* Task to complete *
Leave out the pictures and repeat the data exactly.

* Data to process *
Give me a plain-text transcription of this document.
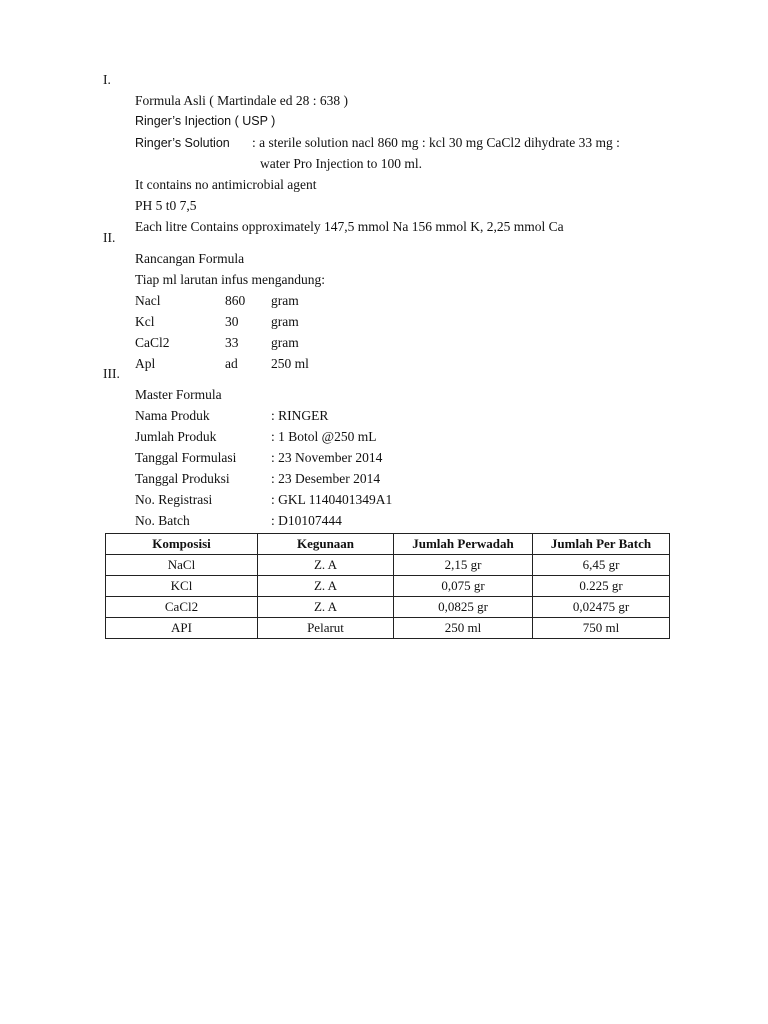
I.
Formula Asli ( Martindale ed 28 : 638 )
Ringer’s Injection ( USP )
Ringer’s Solution : a sterile solution nacl 860 mg : kcl 30 mg CaCl2 dihydrate 33 mg :
water Pro Injection to 100 ml.
It contains no antimicrobial agent
PH 5 t0 7,5
Each litre Contains opproximately 147,5 mmol Na 156 mmol K, 2,25 mmol Ca
II.
Rancangan Formula
Tiap ml larutan infus mengandung:
Nacl	860 gram
Kcl	30 gram
CaCl2	33 gram
Apl	ad 250 ml
III.
Master Formula
Nama Produk	: RINGER
Jumlah Produk	: 1 Botol @250 mL
Tanggal Formulasi	: 23 November 2014
Tanggal Produksi	: 23 Desember 2014
No. Registrasi	: GKL 1140401349A1
No. Batch	: D10107444
Komposisi	Kegunaan	Jumlah Perwadah	Jumlah Per Batch
NaCl	Z. A	2,15 gr	6,45 gr
KCl	Z. A	0,075 gr	0.225 gr
CaCl2	Z. A	0,0825 gr	0,02475 gr
API	Pelarut	250 ml	750 ml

* Task output *
Give me a plain-text transcription of this document.
I.
Formula Asli ( Martindale ed 28 : 638 )
Ringer’s Injection ( USP )
Ringer’s Solution : a sterile solution nacl 860 mg : kcl 30 mg CaCl2 dihydrate 33 mg :
water Pro Injection to 100 ml.
It contains no antimicrobial agent
PH 5 t0 7,5
Each litre Contains opproximately 147,5 mmol Na 156 mmol K, 2,25 mmol Ca
II.
Rancangan Formula
Tiap ml larutan infus mengandung:
Nacl	860 gram
Kcl	30 gram
CaCl2	33 gram
Apl	ad 250 ml
III.
Master Formula
Nama Produk	: RINGER
Jumlah Produk	: 1 Botol @250 mL
Tanggal Formulasi	: 23 November 2014
Tanggal Produksi	: 23 Desember 2014
No. Registrasi	: GKL 1140401349A1
No. Batch	: D10107444
Komposisi	Kegunaan	Jumlah Perwadah	Jumlah Per Batch
NaCl	Z. A	2,15 gr	6,45 gr
KCl	Z. A	0,075 gr	0.225 gr
CaCl2	Z. A	0,0825 gr	0,02475 gr
API	Pelarut	250 ml	750 ml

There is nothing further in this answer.